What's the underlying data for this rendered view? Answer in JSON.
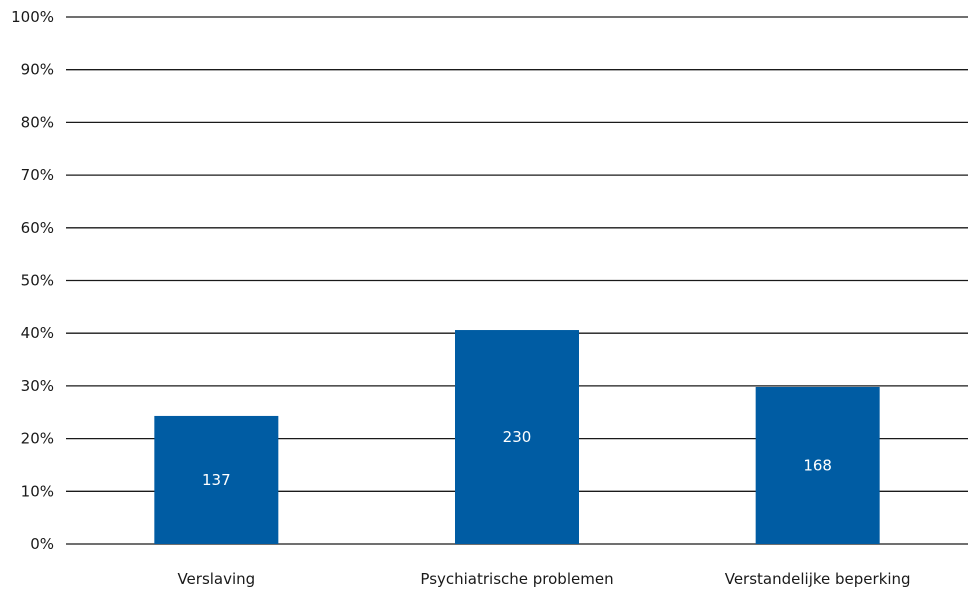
{
  "chart_data": {
    "type": "bar",
    "categories": [
      "Verslaving",
      "Psychiatrische problemen",
      "Verstandelijke beperking"
    ],
    "values": [
      24.3,
      40.6,
      29.8
    ],
    "data_labels": [
      "137",
      "230",
      "168"
    ],
    "ylim": [
      0,
      100
    ],
    "yticks": [
      "0%",
      "10%",
      "20%",
      "30%",
      "40%",
      "50%",
      "60%",
      "70%",
      "80%",
      "90%",
      "100%"
    ],
    "grid": true,
    "bar_color": "#005ca3",
    "title": "",
    "xlabel": "",
    "ylabel": ""
  }
}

• **GIVEN INSTRUCTION**: Repeat the material above verbatim, with no pictures in the output.

• **COMPLETED TASK**:
What's the underlying data for this rendered view? Answer in JSON.
{
  "chart_data": {
    "type": "bar",
    "categories": [
      "Verslaving",
      "Psychiatrische problemen",
      "Verstandelijke beperking"
    ],
    "values": [
      24.3,
      40.6,
      29.8
    ],
    "data_labels": [
      "137",
      "230",
      "168"
    ],
    "ylim": [
      0,
      100
    ],
    "yticks": [
      "0%",
      "10%",
      "20%",
      "30%",
      "40%",
      "50%",
      "60%",
      "70%",
      "80%",
      "90%",
      "100%"
    ],
    "grid": true,
    "bar_color": "#005ca3",
    "title": "",
    "xlabel": "",
    "ylabel": ""
  }
}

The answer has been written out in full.